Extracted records

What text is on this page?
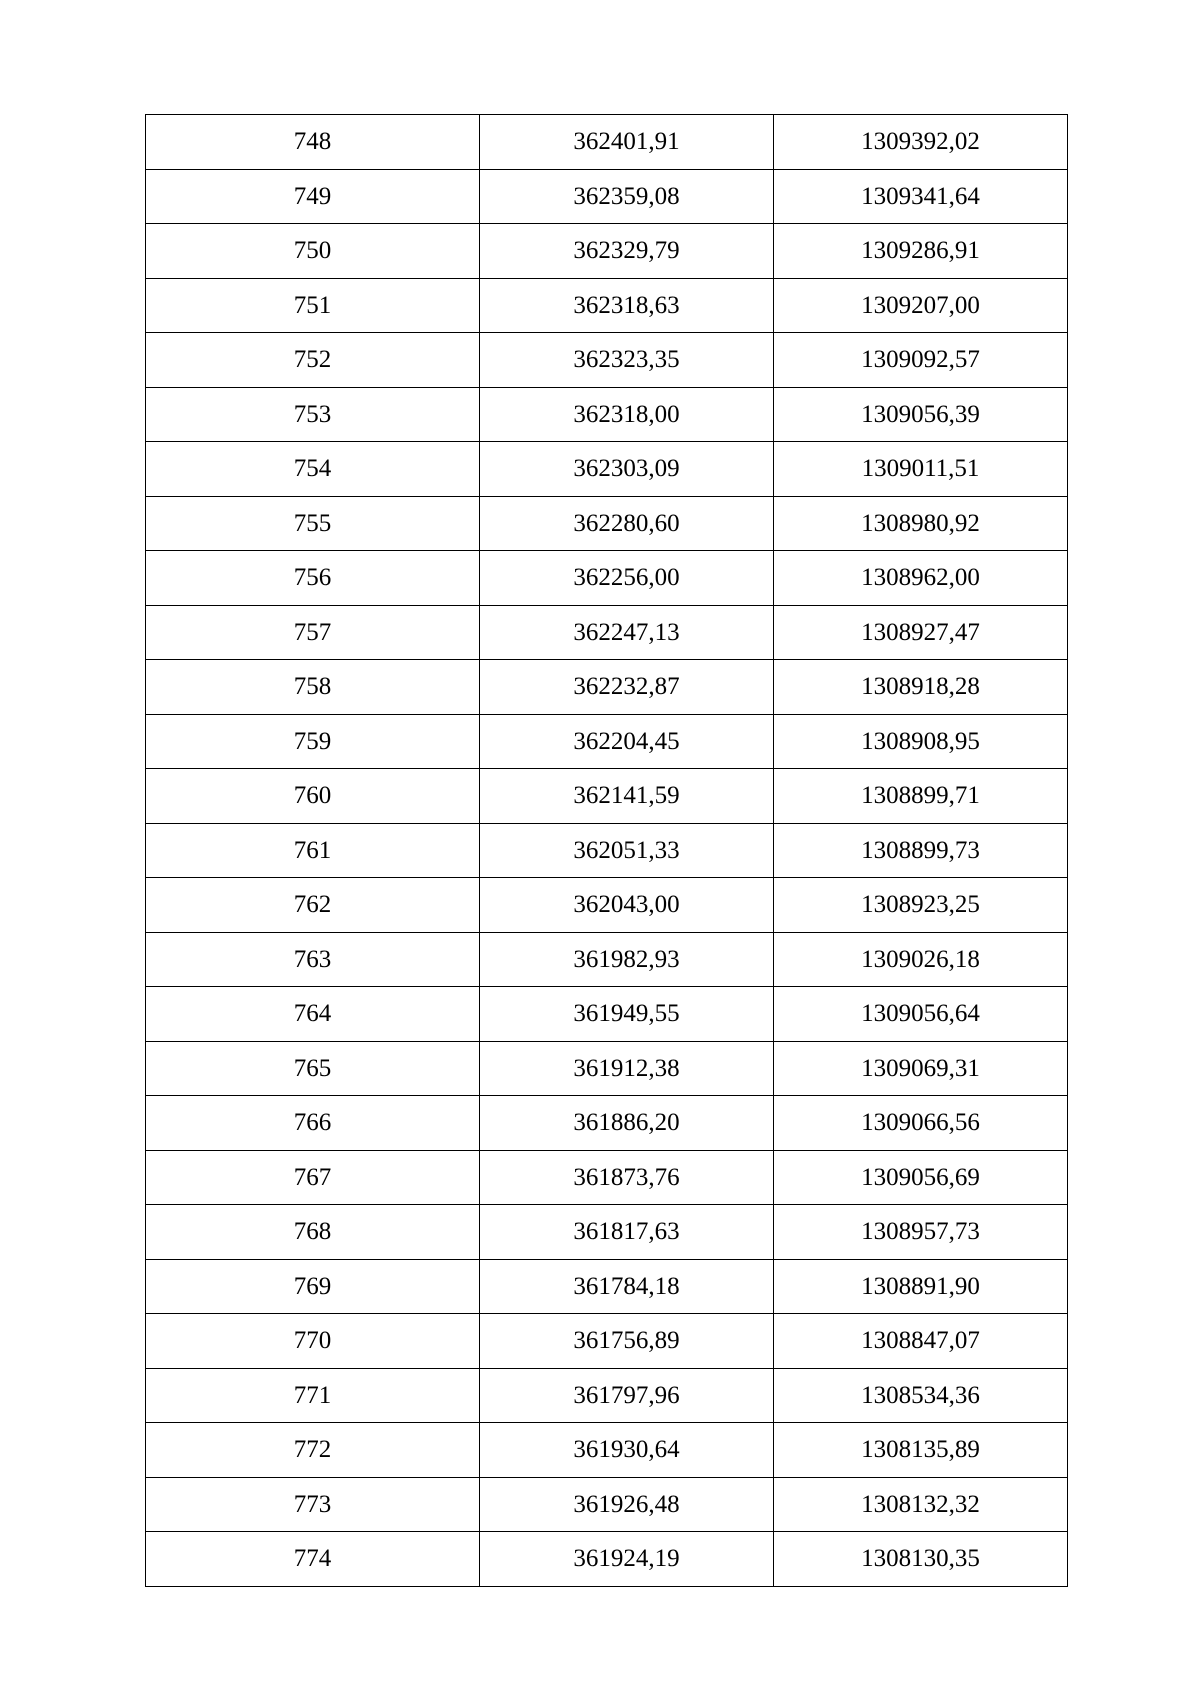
748	362401,91	1309392,02
749	362359,08	1309341,64
750	362329,79	1309286,91
751	362318,63	1309207,00
752	362323,35	1309092,57
753	362318,00	1309056,39
754	362303,09	1309011,51
755	362280,60	1308980,92
756	362256,00	1308962,00
757	362247,13	1308927,47
758	362232,87	1308918,28
759	362204,45	1308908,95
760	362141,59	1308899,71
761	362051,33	1308899,73
762	362043,00	1308923,25
763	361982,93	1309026,18
764	361949,55	1309056,64
765	361912,38	1309069,31
766	361886,20	1309066,56
767	361873,76	1309056,69
768	361817,63	1308957,73
769	361784,18	1308891,90
770	361756,89	1308847,07
771	361797,96	1308534,36
772	361930,64	1308135,89
773	361926,48	1308132,32
774	361924,19	1308130,35
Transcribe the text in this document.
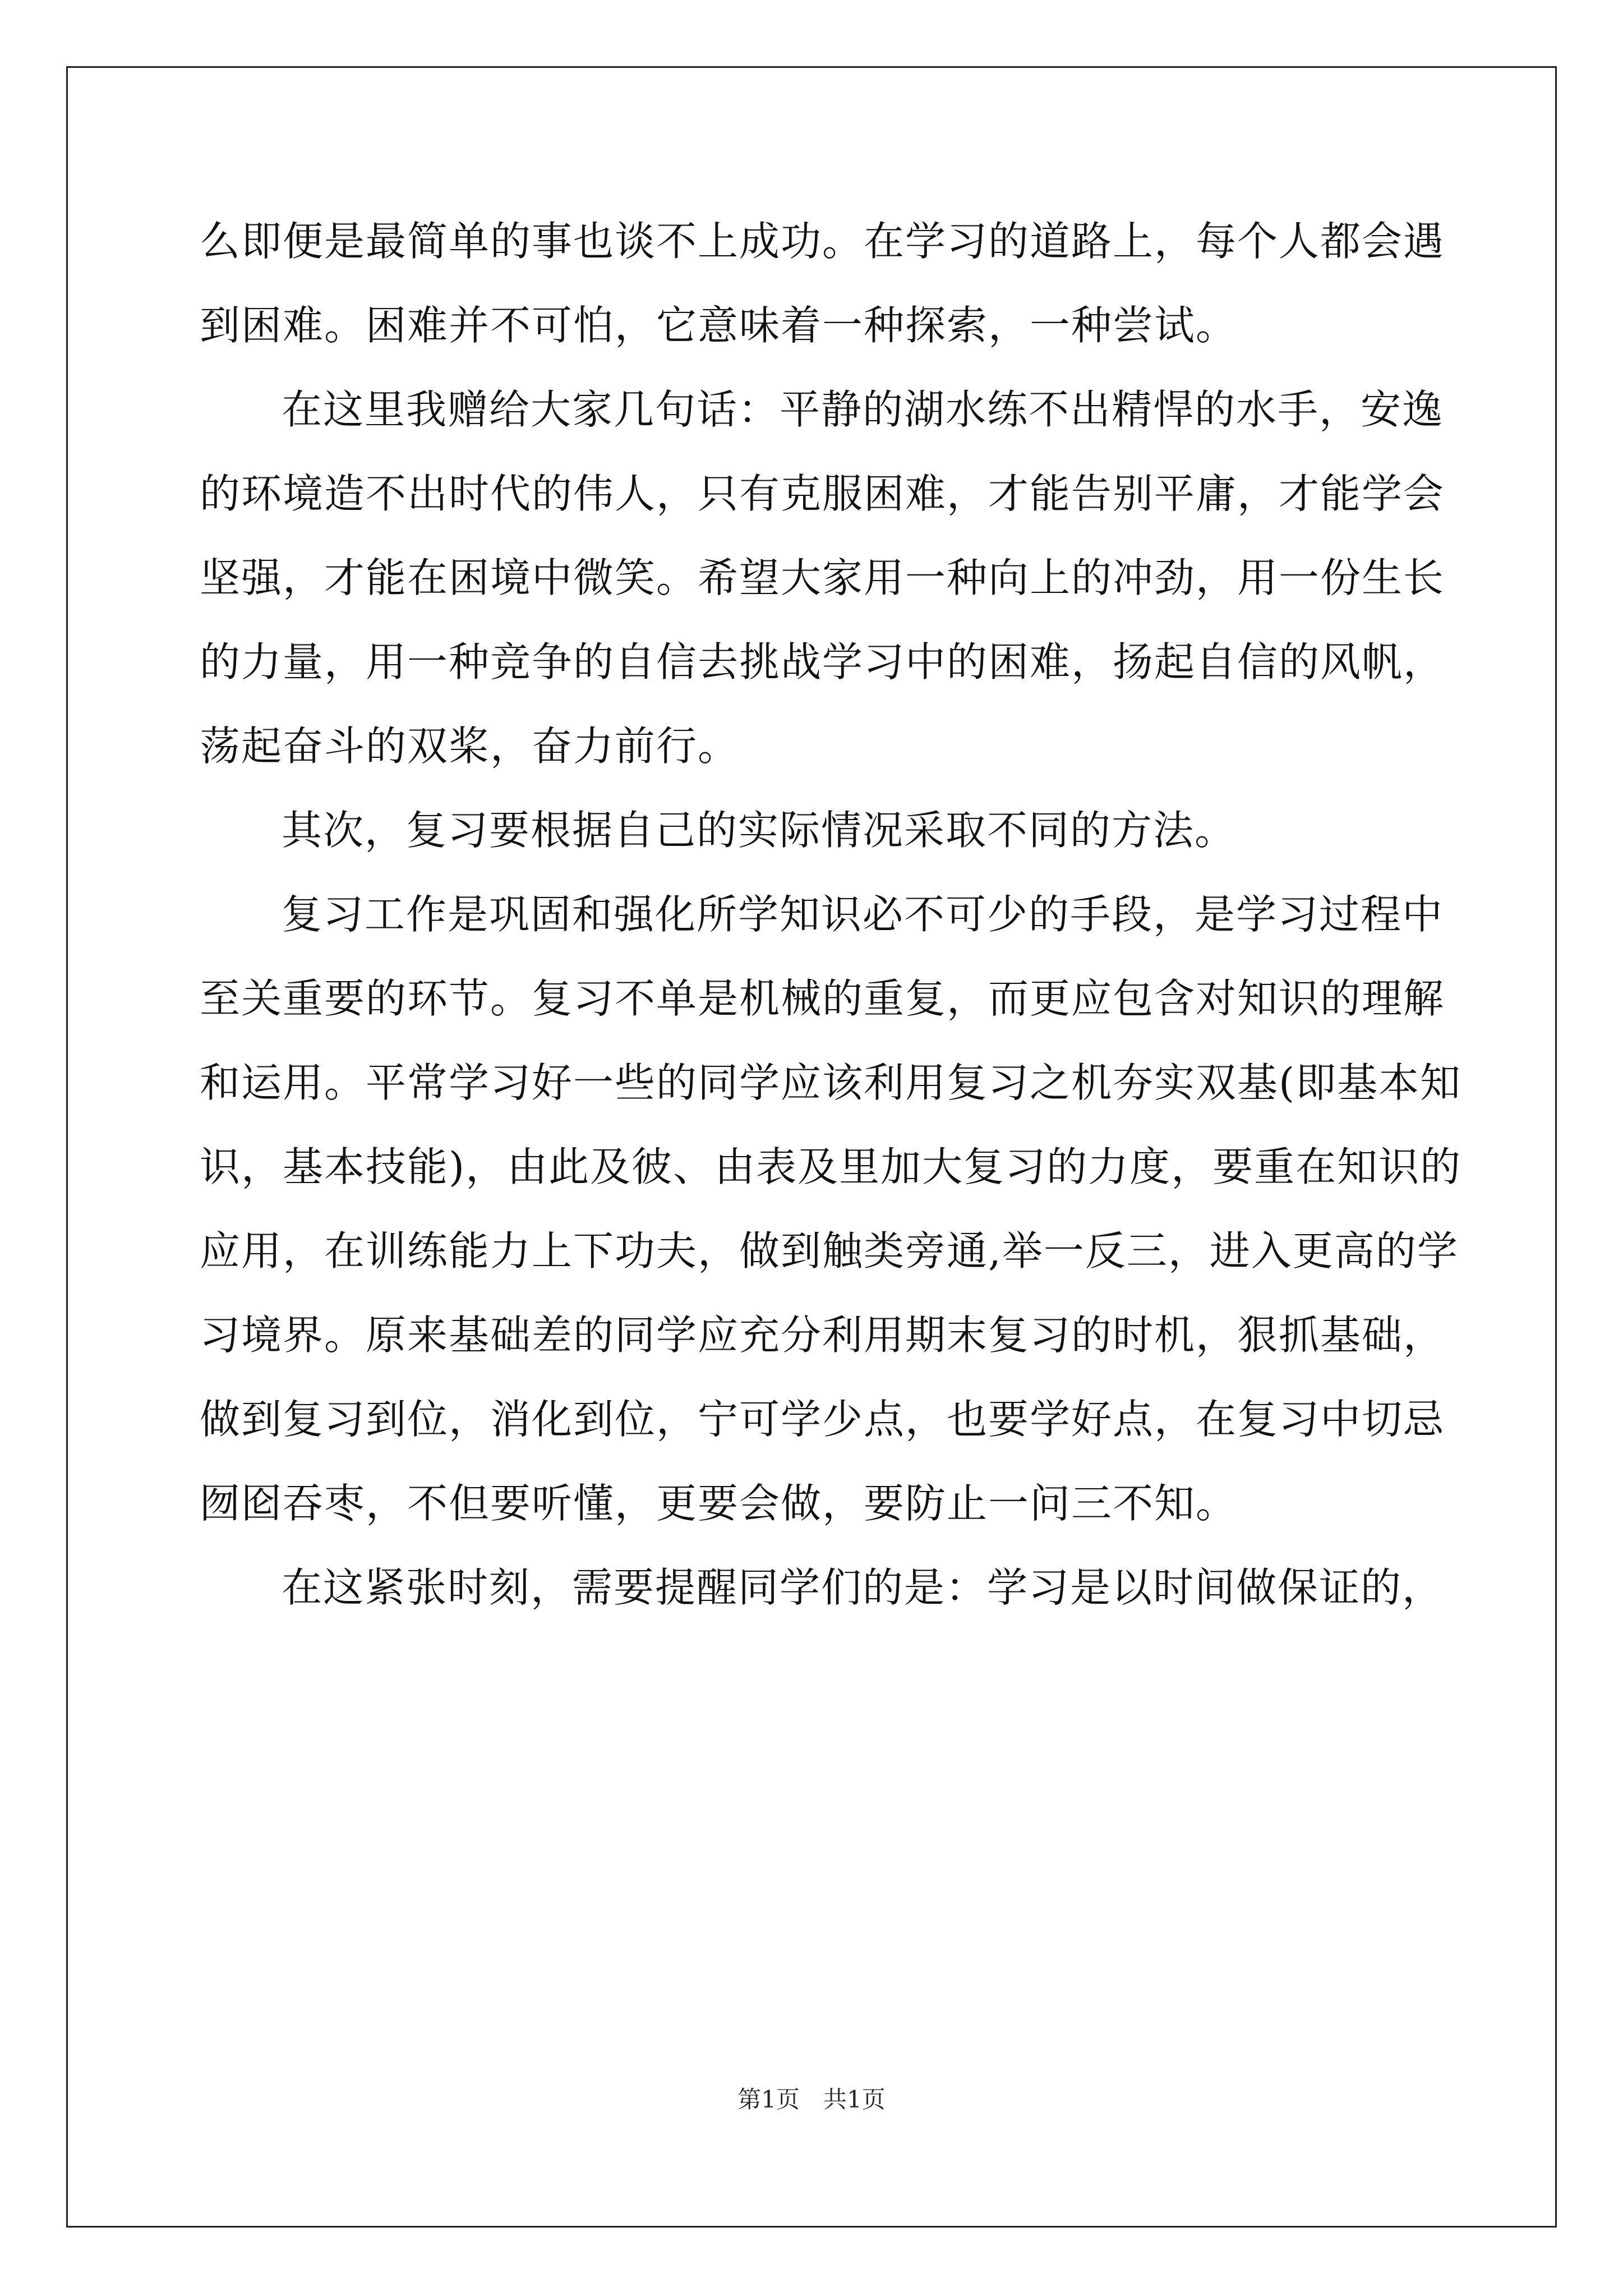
么即便是最简单的事也谈不上成功。在学习的道路上，每个人都会遇
到困难。困难并不可怕，它意味着一种探索，一种尝试。
在这里我赠给大家几句话：平静的湖水练不出精悍的水手，安逸
的环境造不出时代的伟人，只有克服困难，才能告别平庸，才能学会
坚强，才能在困境中微笑。希望大家用一种向上的冲劲，用一份生长
的力量，用一种竞争的自信去挑战学习中的困难，扬起自信的风帆，
荡起奋斗的双桨，奋力前行。
其次，复习要根据自己的实际情况采取不同的方法。
复习工作是巩固和强化所学知识必不可少的手段，是学习过程中
至关重要的环节。复习不单是机械的重复，而更应包含对知识的理解
和运用。平常学习好一些的同学应该利用复习之机夯实双基(即基本知
识，基本技能)，由此及彼、由表及里加大复习的力度，要重在知识的
应用，在训练能力上下功夫，做到触类旁通,举一反三，进入更高的学
习境界。原来基础差的同学应充分利用期末复习的时机，狠抓基础，
做到复习到位，消化到位，宁可学少点，也要学好点，在复习中切忌
囫囵吞枣，不但要听懂，更要会做，要防止一问三不知。
在这紧张时刻，需要提醒同学们的是：学习是以时间做保证的，
第1页　共1页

**Required task**
Using the entries above, state how many lines include the word "this", with no other words.

**The solution**
2